## Dataset rows:

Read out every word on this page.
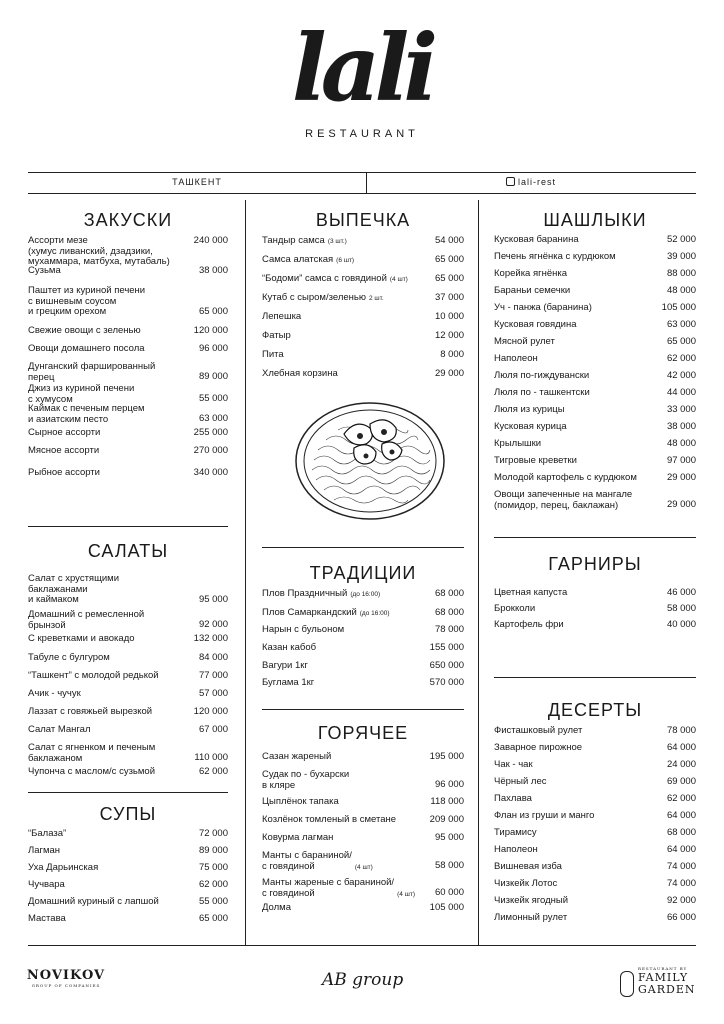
lali
RESTAURANT
ТАШКЕНТ	lali-rest
ЗАКУСКИ
Ассорти мезе
(хумус ливанский, дзадзики,
мухаммара, матбуха, мутабаль)
240 000
Сузьма	38 000
Паштет из куриной печени
с вишневым соусом
и грецким орехом	65 000
Свежие овощи с зеленью	120 000
Овощи домашнего посола	96 000
Дунганский фаршированный
перец	89 000
Джиз из куриной печени
с хумусом	55 000
Каймак с печеным перцем
и азиатским песто	63 000
Сырное ассорти	255 000
Мясное ассорти	270 000
Рыбное ассорти	340 000
САЛАТЫ
Салат с хрустящими
баклажанами
и каймаком	95 000
Домашний с ремесленной
брынзой	92 000
С креветками и авокадо	132 000
Табуле с булгуром	84 000
“Ташкент” с молодой редькой	77 000
Ачик - чучук	57 000
Лаззат с говяжьей вырезкой	120 000
Салат Мангал	67 000
Салат с ягненком и печеным
баклажаном	110 000
Чупонча с маслом/с сузьмой	62 000
СУПЫ
“Балаза”	72 000
Лагман	89 000
Уха Дарьинская	75 000
Чучвара	62 000
Домашний куриный с лапшой	55 000
Мастава	65 000
ВЫПЕЧКА
Тандыр самса (3 шт.)	54 000
Самса алатская (6 шт)	65 000
“Бодоми” самса с говядиной (4 шт)	65 000
Кутаб с сыром/зеленью 2 шт.	37 000
Лепешка	10 000
Фатыр	12 000
Пита	8 000
Хлебная корзина	29 000
ТРАДИЦИИ
Плов Праздничный (до 16:00)	68 000
Плов Самаркандский (до 16:00)	68 000
Нарын с бульоном	78 000
Казан кабоб	155 000
Вагури 1кг	650 000
Буглама 1кг	570 000
ГОРЯЧЕЕ
Сазан жареный	195 000
Судак по - бухарски
в кляре	96 000
Цыплёнок тапака	118 000
Козлёнок томленый в сметане	209 000
Ковурма лагман	95 000
Манты с бараниной/
с говядиной	(4 шт)	58 000
Манты жареные с бараниной/
с говядиной	(4 шт) 60 000
Долма	105 000
ШАШЛЫКИ
Кусковая баранина	52 000
Печень ягнёнка с курдюком	39 000
Корейка ягнёнка	88 000
Бараньи семечки	48 000
Уч - панжа (баранина)	105 000
Кусковая говядина	63 000
Мясной рулет	65 000
Наполеон	62 000
Люля по-гиждувански	42 000
Люля по - ташкентски	44 000
Люля из курицы	33 000
Кусковая курица	38 000
Крылышки	48 000
Тигровые креветки	97 000
Молодой картофель с курдюком	29 000
Овощи запеченные на мангале
(помидор, перец, баклажан)	29 000
ГАРНИРЫ
Цветная капуста	46 000
Брокколи	58 000
Картофель фри	40 000
ДЕСЕРТЫ
Фисташковый рулет	78 000
Заварное пирожное	64 000
Чак - чак	24 000
Чёрный лес	69 000
Пахлава	62 000
Флан из груши и манго	64 000
Тирамису	68 000
Наполеон	64 000
Вишневая изба	74 000
Чизкейк Лотос	74 000
Чизкейк ягодный	92 000
Лимонный рулет	66 000
NOVIKOV
GROUP OF COMPANIES	AB group
RESTAURANT BY
FAMILY
GARDEN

## Requirements:
Locate the lines above that hold the word "курдюком". Show every one of them.

## Reply to the task:
Печень ягнёнка с курдюком	39 000
Молодой картофель с курдюком	29 000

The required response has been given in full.